_TASK DETAILS_. Please present the rows starting at the one containing "476, 1085, 507]" and ending at the one containing "273, 357, 304]" as a Markdown table with the columns Position and Text, numbering each row and leaving out any blank lines.

_INPUT DATA_.
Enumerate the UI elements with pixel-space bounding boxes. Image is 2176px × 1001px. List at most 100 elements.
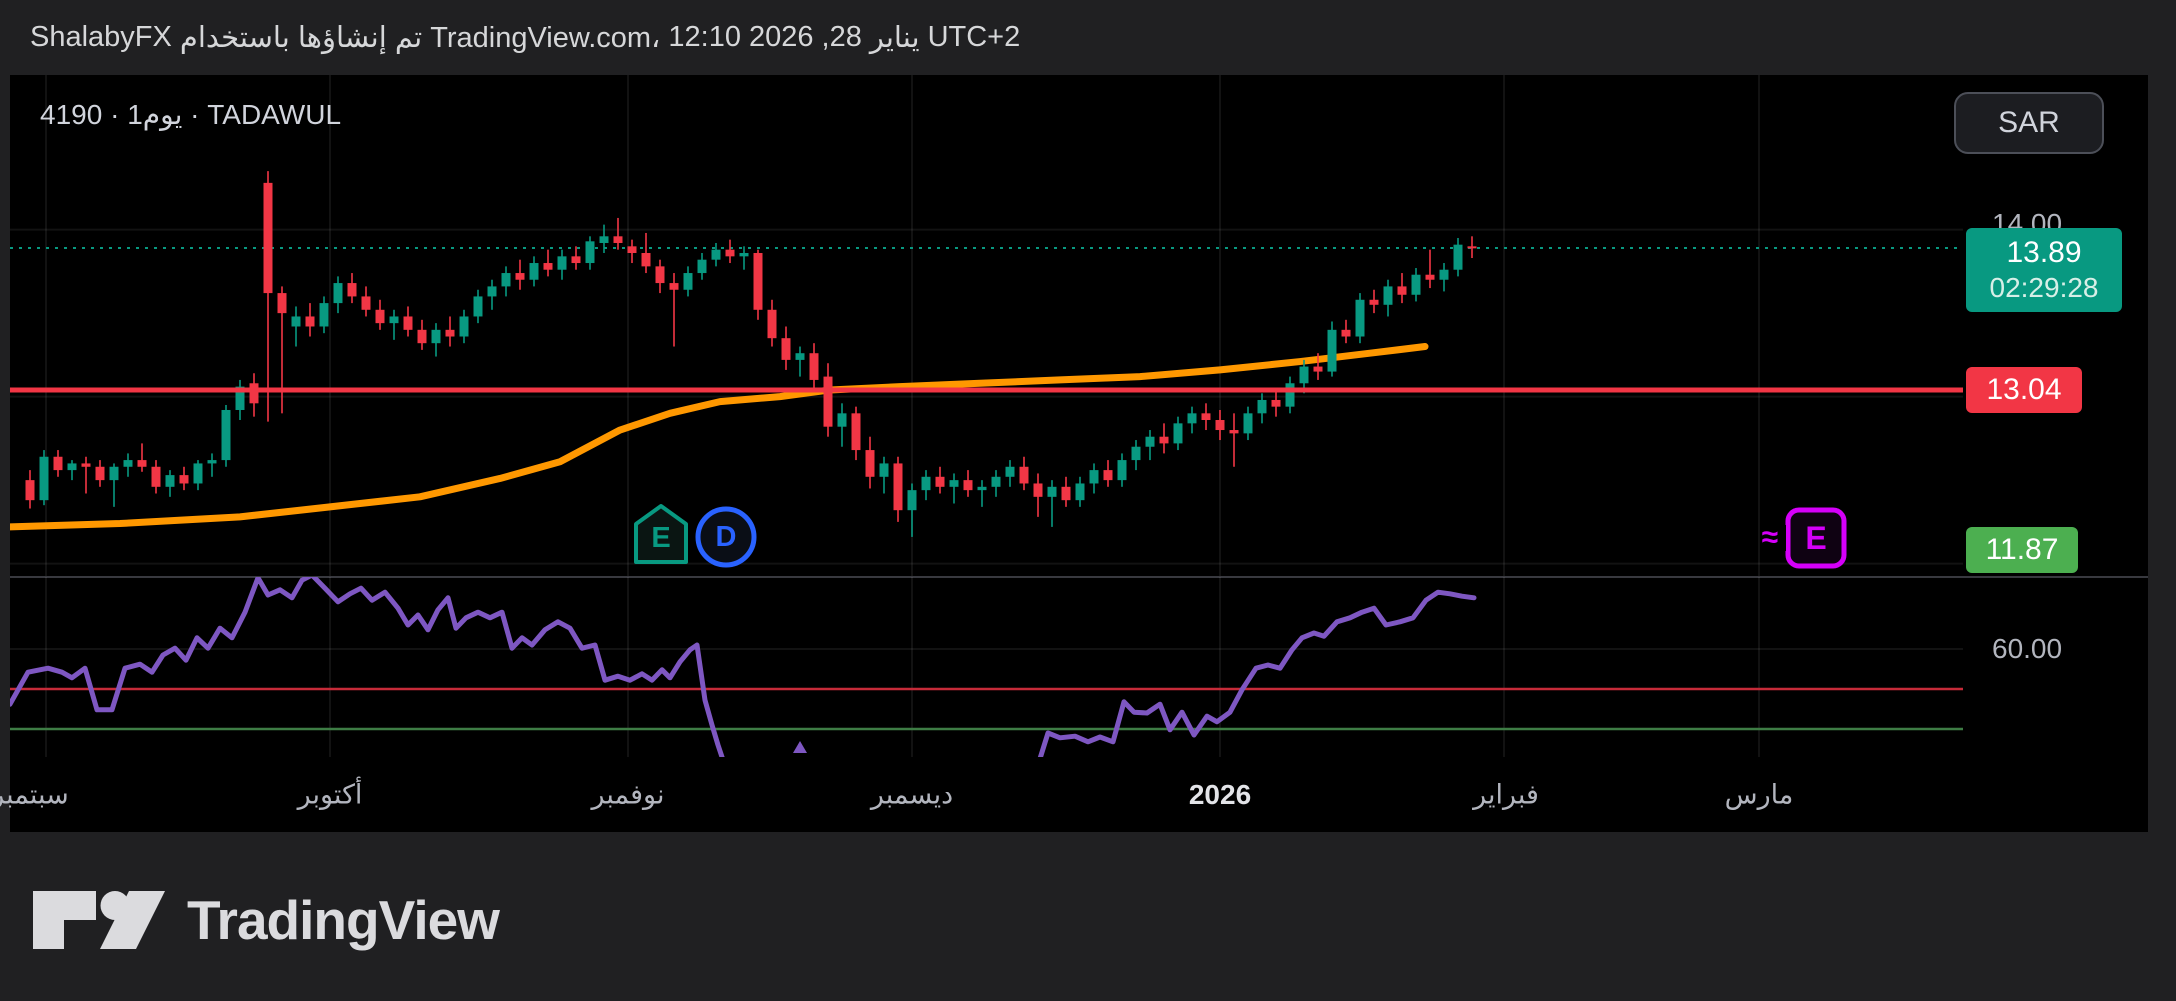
candle[interactable]	[1075, 476, 1085, 507]
candle[interactable]	[781, 326, 791, 370]
earnings-marker[interactable]: E	[633, 503, 689, 565]
candle[interactable]	[81, 456, 91, 494]
candle[interactable]	[893, 456, 903, 522]
candle[interactable]	[1285, 376, 1295, 414]
price-pane-canvas[interactable]	[10, 75, 2148, 577]
candle[interactable]	[1145, 430, 1155, 461]
candle[interactable]	[879, 456, 889, 494]
candle[interactable]	[823, 363, 833, 437]
time-axis-month-label[interactable]: مارس	[1724, 779, 1794, 809]
candle[interactable]	[1103, 460, 1113, 487]
candle[interactable]	[977, 480, 987, 507]
candle[interactable]	[389, 309, 399, 340]
indicator-line[interactable]	[1028, 589, 1477, 757]
candle[interactable]	[375, 299, 385, 330]
candle[interactable]	[249, 373, 259, 417]
candle[interactable]	[1243, 406, 1253, 441]
candle[interactable]	[1313, 353, 1323, 380]
candle[interactable]	[333, 276, 343, 314]
candle[interactable]	[1019, 456, 1029, 491]
candle[interactable]	[935, 466, 945, 494]
candle[interactable]	[207, 453, 217, 477]
time-axis-year-label[interactable]: 2026	[1188, 778, 1252, 810]
candle[interactable]	[1271, 389, 1281, 417]
candle[interactable]	[921, 470, 931, 501]
candle[interactable]	[123, 453, 133, 477]
time-axis-month-label[interactable]: نوفمبر	[591, 779, 665, 809]
candle[interactable]	[501, 266, 511, 297]
candle[interactable]	[1453, 237, 1463, 277]
candle[interactable]	[403, 306, 413, 337]
candle[interactable]	[851, 406, 861, 461]
candle[interactable]	[193, 460, 203, 491]
candle[interactable]	[347, 273, 357, 304]
candle[interactable]	[1047, 480, 1057, 527]
candle[interactable]	[1327, 321, 1337, 377]
candle[interactable]	[963, 470, 973, 497]
candle[interactable]	[1089, 463, 1099, 494]
candle[interactable]	[585, 236, 595, 270]
candle[interactable]	[1467, 236, 1477, 259]
candle[interactable]	[529, 256, 539, 287]
time-axis[interactable]: سبتمبر أكتوبر نوفمبر ديسمبر 2026 فبراير مارس	[0, 757, 2148, 832]
candle[interactable]	[1159, 423, 1169, 454]
candle[interactable]	[291, 306, 301, 347]
candle[interactable]	[1257, 393, 1267, 424]
currency-button[interactable]: SAR	[1954, 92, 2104, 154]
candle[interactable]	[1425, 249, 1435, 289]
chart-panel[interactable]: 4190 · 1يوم · TADAWUL SAR 14.00 13.89 02…	[0, 75, 2148, 832]
candle[interactable]	[753, 249, 763, 320]
candle[interactable]	[949, 473, 959, 504]
candle[interactable]	[711, 242, 721, 267]
candle[interactable]	[53, 450, 63, 477]
candle[interactable]	[599, 224, 609, 254]
symbol-header[interactable]: 4190 · 1يوم · TADAWUL	[40, 93, 341, 137]
candle[interactable]	[865, 436, 875, 489]
candle[interactable]	[1215, 409, 1225, 441]
candle[interactable]	[641, 232, 651, 274]
candle[interactable]	[179, 466, 189, 491]
candle[interactable]	[165, 470, 175, 497]
candle[interactable]	[109, 463, 119, 507]
candle[interactable]	[95, 460, 105, 487]
candle[interactable]	[151, 460, 161, 494]
candle[interactable]	[515, 259, 525, 290]
candle[interactable]	[417, 319, 427, 350]
candle[interactable]	[1187, 406, 1197, 434]
candle[interactable]	[39, 450, 49, 506]
candle[interactable]	[683, 266, 693, 297]
estimated-earnings-marker[interactable]: E ≈	[1752, 507, 1848, 569]
candle[interactable]	[319, 296, 329, 334]
candle[interactable]	[277, 286, 287, 414]
candle[interactable]	[809, 343, 819, 389]
candle[interactable]	[557, 249, 567, 280]
candle[interactable]	[655, 259, 665, 294]
candle[interactable]	[235, 379, 245, 421]
candle[interactable]	[1341, 319, 1351, 344]
candle[interactable]	[907, 483, 917, 537]
candle[interactable]	[487, 279, 497, 310]
candle[interactable]	[1201, 403, 1211, 431]
time-axis-month-label[interactable]: ديسمبر	[870, 779, 954, 809]
tradingview-logo[interactable]: TradingView	[33, 888, 500, 952]
candle[interactable]	[543, 249, 553, 277]
candle[interactable]	[627, 239, 637, 264]
candle[interactable]	[473, 289, 483, 324]
candle[interactable]	[445, 316, 455, 347]
time-axis-month-label[interactable]: سبتمبر	[0, 779, 69, 809]
candle[interactable]	[1229, 413, 1239, 467]
candle[interactable]	[697, 253, 707, 280]
candle[interactable]	[991, 470, 1001, 497]
candle[interactable]	[1439, 263, 1449, 292]
time-axis-month-label[interactable]: فبراير	[1473, 779, 1539, 809]
candle[interactable]	[67, 460, 77, 481]
candle[interactable]	[739, 246, 749, 270]
candle[interactable]	[137, 443, 147, 472]
candle[interactable]	[1117, 453, 1127, 487]
candle[interactable]	[305, 303, 315, 337]
candle[interactable]	[1061, 476, 1071, 507]
candle[interactable]	[1369, 289, 1379, 314]
candle[interactable]	[767, 299, 777, 347]
indicator-line[interactable]	[10, 577, 732, 757]
candle[interactable]	[25, 470, 35, 509]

_TASK RESULT_.
| Position | Text |
|---|---|
| 1 | candle[interactable]	[1075, 476, 1085, 507] |
| 2 | candle[interactable]	[781, 326, 791, 370] |
| 3 | earnings-marker[interactable]: E	[633, 503, 689, 565] |
| 4 | candle[interactable]	[81, 456, 91, 494] |
| 5 | candle[interactable]	[893, 456, 903, 522] |
| 6 | candle[interactable]	[1285, 376, 1295, 414] |
| 7 | price-pane-canvas[interactable]	[10, 75, 2148, 577] |
| 8 | candle[interactable]	[1145, 430, 1155, 461] |
| 9 | candle[interactable]	[879, 456, 889, 494] |
| 10 | candle[interactable]	[823, 363, 833, 437] |
| 11 | time-axis-month-label[interactable]: مارس	[1724, 779, 1794, 809] |
| 12 | candle[interactable]	[1103, 460, 1113, 487] |
| 13 | candle[interactable]	[977, 480, 987, 507] |
| 14 | candle[interactable]	[389, 309, 399, 340] |
| 15 | indicator-line[interactable]	[1028, 589, 1477, 757] |
| 16 | candle[interactable]	[375, 299, 385, 330] |
| 17 | candle[interactable]	[249, 373, 259, 417] |
| 18 | candle[interactable]	[1243, 406, 1253, 441] |
| 19 | candle[interactable]	[1313, 353, 1323, 380] |
| 20 | candle[interactable]	[333, 276, 343, 314] |
| 21 | candle[interactable]	[1019, 456, 1029, 491] |
| 22 | candle[interactable]	[935, 466, 945, 494] |
| 23 | candle[interactable]	[207, 453, 217, 477] |
| 24 | time-axis-year-label[interactable]: 2026	[1188, 778, 1252, 810] |
| 25 | candle[interactable]	[1271, 389, 1281, 417] |
| 26 | candle[interactable]	[921, 470, 931, 501] |
| 27 | candle[interactable]	[123, 453, 133, 477] |
| 28 | time-axis-month-label[interactable]: نوفمبر	[591, 779, 665, 809] |
| 29 | candle[interactable]	[501, 266, 511, 297] |
| 30 | candle[interactable]	[1453, 237, 1463, 277] |
| 31 | candle[interactable]	[403, 306, 413, 337] |
| 32 | candle[interactable]	[851, 406, 861, 461] |
| 33 | candle[interactable]	[193, 460, 203, 491] |
| 34 | candle[interactable]	[347, 273, 357, 304] |